#### WHAT TO WORK ON:
Below is a block of records. Copy every line in it that contains the word "this".

#### DATA LISTING:

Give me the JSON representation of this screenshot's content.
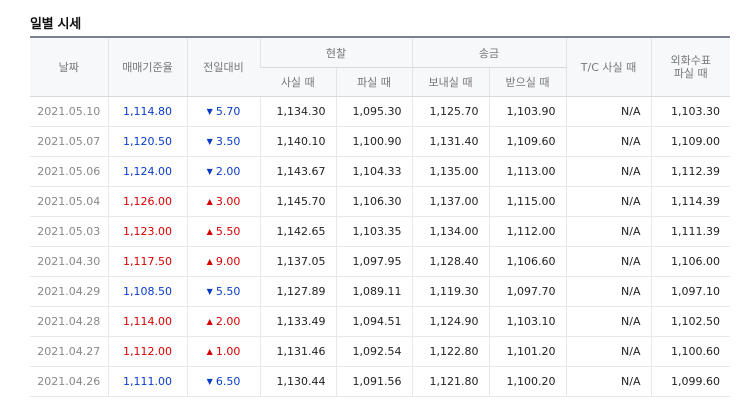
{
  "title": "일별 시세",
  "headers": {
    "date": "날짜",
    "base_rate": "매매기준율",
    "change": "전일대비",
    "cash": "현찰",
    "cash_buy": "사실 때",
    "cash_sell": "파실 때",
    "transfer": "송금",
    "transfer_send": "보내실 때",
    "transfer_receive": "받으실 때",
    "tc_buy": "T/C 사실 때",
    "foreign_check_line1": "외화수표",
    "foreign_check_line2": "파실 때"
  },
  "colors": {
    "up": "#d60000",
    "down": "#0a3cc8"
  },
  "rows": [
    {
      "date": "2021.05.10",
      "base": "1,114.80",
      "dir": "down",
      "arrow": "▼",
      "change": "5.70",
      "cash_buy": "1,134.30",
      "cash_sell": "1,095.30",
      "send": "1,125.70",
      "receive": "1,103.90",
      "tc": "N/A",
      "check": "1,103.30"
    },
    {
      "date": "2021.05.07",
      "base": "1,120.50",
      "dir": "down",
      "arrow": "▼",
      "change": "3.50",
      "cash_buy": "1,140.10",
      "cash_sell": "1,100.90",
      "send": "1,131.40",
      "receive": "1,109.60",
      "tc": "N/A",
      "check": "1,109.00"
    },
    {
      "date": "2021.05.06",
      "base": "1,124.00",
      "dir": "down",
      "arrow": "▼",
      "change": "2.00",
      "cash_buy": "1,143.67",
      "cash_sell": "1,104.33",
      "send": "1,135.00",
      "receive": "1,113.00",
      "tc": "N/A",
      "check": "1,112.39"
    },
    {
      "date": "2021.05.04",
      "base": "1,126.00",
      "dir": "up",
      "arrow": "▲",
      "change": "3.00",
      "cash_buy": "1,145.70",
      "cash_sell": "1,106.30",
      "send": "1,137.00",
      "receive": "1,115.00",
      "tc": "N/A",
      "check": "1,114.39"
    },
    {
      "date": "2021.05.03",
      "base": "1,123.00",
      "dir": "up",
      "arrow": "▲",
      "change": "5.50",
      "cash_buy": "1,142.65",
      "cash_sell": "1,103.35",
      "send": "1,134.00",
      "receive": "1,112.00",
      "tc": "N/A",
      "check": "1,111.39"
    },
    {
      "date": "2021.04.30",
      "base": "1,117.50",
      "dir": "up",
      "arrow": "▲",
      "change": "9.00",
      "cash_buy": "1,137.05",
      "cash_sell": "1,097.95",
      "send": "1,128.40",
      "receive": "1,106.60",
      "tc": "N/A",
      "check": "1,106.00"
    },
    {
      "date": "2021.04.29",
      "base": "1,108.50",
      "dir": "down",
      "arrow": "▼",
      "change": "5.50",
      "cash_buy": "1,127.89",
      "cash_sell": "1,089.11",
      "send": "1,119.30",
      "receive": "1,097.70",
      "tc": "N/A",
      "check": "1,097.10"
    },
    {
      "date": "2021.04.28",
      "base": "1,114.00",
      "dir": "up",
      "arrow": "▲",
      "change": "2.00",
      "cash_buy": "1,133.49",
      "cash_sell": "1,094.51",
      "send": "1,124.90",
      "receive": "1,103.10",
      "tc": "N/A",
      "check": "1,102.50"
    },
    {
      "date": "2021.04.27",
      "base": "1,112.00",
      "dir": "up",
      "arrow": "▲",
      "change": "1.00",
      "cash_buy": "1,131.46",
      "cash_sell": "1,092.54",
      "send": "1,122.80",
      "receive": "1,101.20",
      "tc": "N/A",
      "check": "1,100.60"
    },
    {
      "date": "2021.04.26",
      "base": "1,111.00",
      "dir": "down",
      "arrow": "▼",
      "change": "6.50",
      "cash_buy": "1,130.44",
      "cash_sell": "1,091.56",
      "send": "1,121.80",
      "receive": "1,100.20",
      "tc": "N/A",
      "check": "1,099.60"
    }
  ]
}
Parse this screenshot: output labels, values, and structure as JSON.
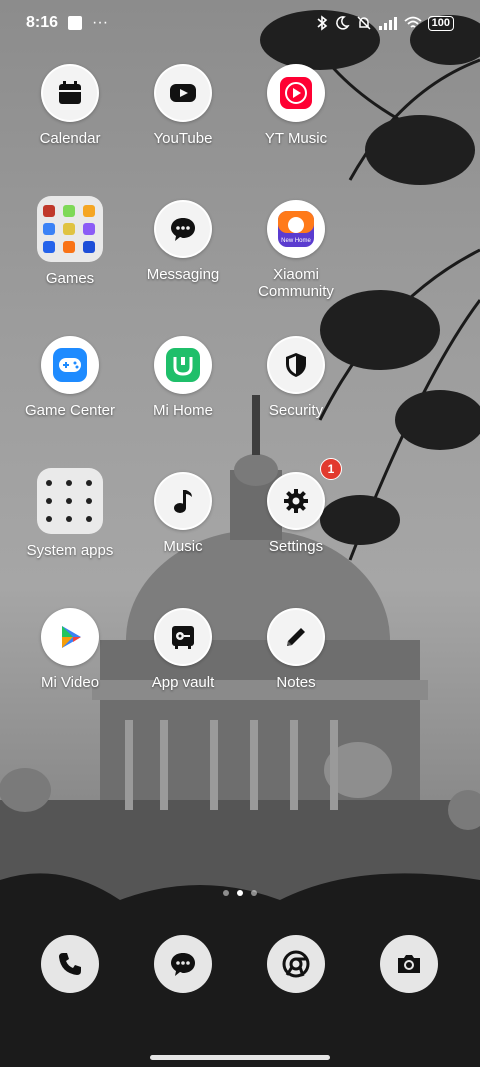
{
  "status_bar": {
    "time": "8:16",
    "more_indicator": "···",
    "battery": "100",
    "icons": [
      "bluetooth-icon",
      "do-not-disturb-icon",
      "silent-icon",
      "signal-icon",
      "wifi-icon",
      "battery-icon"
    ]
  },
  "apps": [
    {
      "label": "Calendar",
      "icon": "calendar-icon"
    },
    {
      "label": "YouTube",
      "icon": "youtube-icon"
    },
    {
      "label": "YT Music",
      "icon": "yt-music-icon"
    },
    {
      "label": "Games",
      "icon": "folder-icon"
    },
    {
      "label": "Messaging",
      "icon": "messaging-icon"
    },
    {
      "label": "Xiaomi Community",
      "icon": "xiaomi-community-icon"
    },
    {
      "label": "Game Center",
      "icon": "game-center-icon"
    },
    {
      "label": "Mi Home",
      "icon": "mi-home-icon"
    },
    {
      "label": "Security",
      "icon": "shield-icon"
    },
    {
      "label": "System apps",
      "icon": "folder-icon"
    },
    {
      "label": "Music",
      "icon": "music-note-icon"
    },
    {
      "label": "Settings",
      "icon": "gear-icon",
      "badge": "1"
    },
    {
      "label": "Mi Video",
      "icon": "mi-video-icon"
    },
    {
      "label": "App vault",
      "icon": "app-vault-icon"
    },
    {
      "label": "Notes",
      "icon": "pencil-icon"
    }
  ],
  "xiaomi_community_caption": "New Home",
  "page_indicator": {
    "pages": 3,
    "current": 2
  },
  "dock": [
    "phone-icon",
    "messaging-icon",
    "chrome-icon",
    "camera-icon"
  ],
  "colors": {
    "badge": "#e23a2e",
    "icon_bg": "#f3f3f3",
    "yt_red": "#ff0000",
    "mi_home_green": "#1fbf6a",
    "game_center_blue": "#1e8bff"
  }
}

#### FINISHED EXERCISE:
Give me the JSON representation of this screenshot's content.
Parse this screenshot: output labels, values, and structure as JSON.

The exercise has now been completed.